DATASET EXTRACT:
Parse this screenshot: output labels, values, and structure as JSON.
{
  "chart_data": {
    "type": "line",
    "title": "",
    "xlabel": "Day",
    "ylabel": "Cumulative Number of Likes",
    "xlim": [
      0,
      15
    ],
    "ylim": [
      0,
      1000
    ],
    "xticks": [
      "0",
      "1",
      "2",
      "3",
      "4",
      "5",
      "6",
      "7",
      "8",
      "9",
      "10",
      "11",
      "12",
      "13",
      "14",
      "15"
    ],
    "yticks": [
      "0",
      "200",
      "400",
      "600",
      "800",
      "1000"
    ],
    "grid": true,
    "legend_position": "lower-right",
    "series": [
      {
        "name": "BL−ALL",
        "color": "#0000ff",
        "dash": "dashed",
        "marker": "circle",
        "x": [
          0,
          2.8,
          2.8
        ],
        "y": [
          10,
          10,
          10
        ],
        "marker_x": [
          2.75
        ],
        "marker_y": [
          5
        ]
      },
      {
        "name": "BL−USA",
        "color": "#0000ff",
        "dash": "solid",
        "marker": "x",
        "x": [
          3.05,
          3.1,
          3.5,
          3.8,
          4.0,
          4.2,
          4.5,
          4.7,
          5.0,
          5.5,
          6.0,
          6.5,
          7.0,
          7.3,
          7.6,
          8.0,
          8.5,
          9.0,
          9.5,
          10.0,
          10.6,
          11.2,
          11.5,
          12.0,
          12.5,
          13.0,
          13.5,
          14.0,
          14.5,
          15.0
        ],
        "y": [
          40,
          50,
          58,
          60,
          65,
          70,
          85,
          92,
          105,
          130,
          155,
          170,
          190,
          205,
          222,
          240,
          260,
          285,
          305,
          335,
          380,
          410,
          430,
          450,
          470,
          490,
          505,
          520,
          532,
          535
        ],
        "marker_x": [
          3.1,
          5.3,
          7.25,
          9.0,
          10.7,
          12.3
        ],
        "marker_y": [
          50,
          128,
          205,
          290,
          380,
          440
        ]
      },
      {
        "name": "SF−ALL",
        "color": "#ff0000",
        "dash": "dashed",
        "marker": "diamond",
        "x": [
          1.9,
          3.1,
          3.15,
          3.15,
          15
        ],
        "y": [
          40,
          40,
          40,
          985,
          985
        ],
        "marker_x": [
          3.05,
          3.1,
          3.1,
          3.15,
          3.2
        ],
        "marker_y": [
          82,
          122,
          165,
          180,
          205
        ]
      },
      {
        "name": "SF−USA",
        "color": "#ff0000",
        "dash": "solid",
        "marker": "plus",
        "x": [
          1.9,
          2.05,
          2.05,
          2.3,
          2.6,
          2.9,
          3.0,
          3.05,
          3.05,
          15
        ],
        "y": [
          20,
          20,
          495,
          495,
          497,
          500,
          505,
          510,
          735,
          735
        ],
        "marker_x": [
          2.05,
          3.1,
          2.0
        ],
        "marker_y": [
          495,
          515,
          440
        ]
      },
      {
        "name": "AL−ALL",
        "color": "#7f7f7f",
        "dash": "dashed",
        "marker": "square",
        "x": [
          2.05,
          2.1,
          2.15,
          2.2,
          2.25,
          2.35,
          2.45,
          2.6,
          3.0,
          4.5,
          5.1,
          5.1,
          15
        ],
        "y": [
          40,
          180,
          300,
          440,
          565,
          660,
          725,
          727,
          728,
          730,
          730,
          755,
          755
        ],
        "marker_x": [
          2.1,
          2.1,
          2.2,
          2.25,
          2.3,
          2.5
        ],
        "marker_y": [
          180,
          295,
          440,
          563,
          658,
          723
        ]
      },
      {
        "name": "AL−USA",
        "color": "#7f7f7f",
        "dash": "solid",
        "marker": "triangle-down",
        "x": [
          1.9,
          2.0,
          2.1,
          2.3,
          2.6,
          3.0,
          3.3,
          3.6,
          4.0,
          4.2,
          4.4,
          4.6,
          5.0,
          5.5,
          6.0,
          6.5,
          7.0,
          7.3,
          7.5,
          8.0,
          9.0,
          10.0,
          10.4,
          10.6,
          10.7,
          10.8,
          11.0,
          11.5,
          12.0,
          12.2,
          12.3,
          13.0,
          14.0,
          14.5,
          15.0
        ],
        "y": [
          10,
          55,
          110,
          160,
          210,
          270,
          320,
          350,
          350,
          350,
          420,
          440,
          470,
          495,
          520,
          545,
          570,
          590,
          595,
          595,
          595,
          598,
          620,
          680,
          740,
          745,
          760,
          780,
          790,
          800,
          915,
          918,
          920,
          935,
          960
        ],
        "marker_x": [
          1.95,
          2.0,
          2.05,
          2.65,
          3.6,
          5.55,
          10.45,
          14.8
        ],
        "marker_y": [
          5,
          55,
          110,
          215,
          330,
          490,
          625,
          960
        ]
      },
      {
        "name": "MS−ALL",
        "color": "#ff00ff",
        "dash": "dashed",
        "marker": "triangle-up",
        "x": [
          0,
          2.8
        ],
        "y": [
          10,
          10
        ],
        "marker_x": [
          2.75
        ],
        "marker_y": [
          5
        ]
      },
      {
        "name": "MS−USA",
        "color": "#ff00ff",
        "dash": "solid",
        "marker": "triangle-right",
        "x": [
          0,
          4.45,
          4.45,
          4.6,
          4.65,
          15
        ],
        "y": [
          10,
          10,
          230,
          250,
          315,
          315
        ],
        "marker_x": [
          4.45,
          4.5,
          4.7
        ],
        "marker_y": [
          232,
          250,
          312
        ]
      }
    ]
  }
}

WHAT TO DO:
Repeat all of the records above exactly as written.

CORRECT ANSWER:
Parse this screenshot: output labels, values, and structure as JSON.
{
  "chart_data": {
    "type": "line",
    "title": "",
    "xlabel": "Day",
    "ylabel": "Cumulative Number of Likes",
    "xlim": [
      0,
      15
    ],
    "ylim": [
      0,
      1000
    ],
    "xticks": [
      "0",
      "1",
      "2",
      "3",
      "4",
      "5",
      "6",
      "7",
      "8",
      "9",
      "10",
      "11",
      "12",
      "13",
      "14",
      "15"
    ],
    "yticks": [
      "0",
      "200",
      "400",
      "600",
      "800",
      "1000"
    ],
    "grid": true,
    "legend_position": "lower-right",
    "series": [
      {
        "name": "BL−ALL",
        "color": "#0000ff",
        "dash": "dashed",
        "marker": "circle",
        "x": [
          0,
          2.8,
          2.8
        ],
        "y": [
          10,
          10,
          10
        ],
        "marker_x": [
          2.75
        ],
        "marker_y": [
          5
        ]
      },
      {
        "name": "BL−USA",
        "color": "#0000ff",
        "dash": "solid",
        "marker": "x",
        "x": [
          3.05,
          3.1,
          3.5,
          3.8,
          4.0,
          4.2,
          4.5,
          4.7,
          5.0,
          5.5,
          6.0,
          6.5,
          7.0,
          7.3,
          7.6,
          8.0,
          8.5,
          9.0,
          9.5,
          10.0,
          10.6,
          11.2,
          11.5,
          12.0,
          12.5,
          13.0,
          13.5,
          14.0,
          14.5,
          15.0
        ],
        "y": [
          40,
          50,
          58,
          60,
          65,
          70,
          85,
          92,
          105,
          130,
          155,
          170,
          190,
          205,
          222,
          240,
          260,
          285,
          305,
          335,
          380,
          410,
          430,
          450,
          470,
          490,
          505,
          520,
          532,
          535
        ],
        "marker_x": [
          3.1,
          5.3,
          7.25,
          9.0,
          10.7,
          12.3
        ],
        "marker_y": [
          50,
          128,
          205,
          290,
          380,
          440
        ]
      },
      {
        "name": "SF−ALL",
        "color": "#ff0000",
        "dash": "dashed",
        "marker": "diamond",
        "x": [
          1.9,
          3.1,
          3.15,
          3.15,
          15
        ],
        "y": [
          40,
          40,
          40,
          985,
          985
        ],
        "marker_x": [
          3.05,
          3.1,
          3.1,
          3.15,
          3.2
        ],
        "marker_y": [
          82,
          122,
          165,
          180,
          205
        ]
      },
      {
        "name": "SF−USA",
        "color": "#ff0000",
        "dash": "solid",
        "marker": "plus",
        "x": [
          1.9,
          2.05,
          2.05,
          2.3,
          2.6,
          2.9,
          3.0,
          3.05,
          3.05,
          15
        ],
        "y": [
          20,
          20,
          495,
          495,
          497,
          500,
          505,
          510,
          735,
          735
        ],
        "marker_x": [
          2.05,
          3.1,
          2.0
        ],
        "marker_y": [
          495,
          515,
          440
        ]
      },
      {
        "name": "AL−ALL",
        "color": "#7f7f7f",
        "dash": "dashed",
        "marker": "square",
        "x": [
          2.05,
          2.1,
          2.15,
          2.2,
          2.25,
          2.35,
          2.45,
          2.6,
          3.0,
          4.5,
          5.1,
          5.1,
          15
        ],
        "y": [
          40,
          180,
          300,
          440,
          565,
          660,
          725,
          727,
          728,
          730,
          730,
          755,
          755
        ],
        "marker_x": [
          2.1,
          2.1,
          2.2,
          2.25,
          2.3,
          2.5
        ],
        "marker_y": [
          180,
          295,
          440,
          563,
          658,
          723
        ]
      },
      {
        "name": "AL−USA",
        "color": "#7f7f7f",
        "dash": "solid",
        "marker": "triangle-down",
        "x": [
          1.9,
          2.0,
          2.1,
          2.3,
          2.6,
          3.0,
          3.3,
          3.6,
          4.0,
          4.2,
          4.4,
          4.6,
          5.0,
          5.5,
          6.0,
          6.5,
          7.0,
          7.3,
          7.5,
          8.0,
          9.0,
          10.0,
          10.4,
          10.6,
          10.7,
          10.8,
          11.0,
          11.5,
          12.0,
          12.2,
          12.3,
          13.0,
          14.0,
          14.5,
          15.0
        ],
        "y": [
          10,
          55,
          110,
          160,
          210,
          270,
          320,
          350,
          350,
          350,
          420,
          440,
          470,
          495,
          520,
          545,
          570,
          590,
          595,
          595,
          595,
          598,
          620,
          680,
          740,
          745,
          760,
          780,
          790,
          800,
          915,
          918,
          920,
          935,
          960
        ],
        "marker_x": [
          1.95,
          2.0,
          2.05,
          2.65,
          3.6,
          5.55,
          10.45,
          14.8
        ],
        "marker_y": [
          5,
          55,
          110,
          215,
          330,
          490,
          625,
          960
        ]
      },
      {
        "name": "MS−ALL",
        "color": "#ff00ff",
        "dash": "dashed",
        "marker": "triangle-up",
        "x": [
          0,
          2.8
        ],
        "y": [
          10,
          10
        ],
        "marker_x": [
          2.75
        ],
        "marker_y": [
          5
        ]
      },
      {
        "name": "MS−USA",
        "color": "#ff00ff",
        "dash": "solid",
        "marker": "triangle-right",
        "x": [
          0,
          4.45,
          4.45,
          4.6,
          4.65,
          15
        ],
        "y": [
          10,
          10,
          230,
          250,
          315,
          315
        ],
        "marker_x": [
          4.45,
          4.5,
          4.7
        ],
        "marker_y": [
          232,
          250,
          312
        ]
      }
    ]
  }
}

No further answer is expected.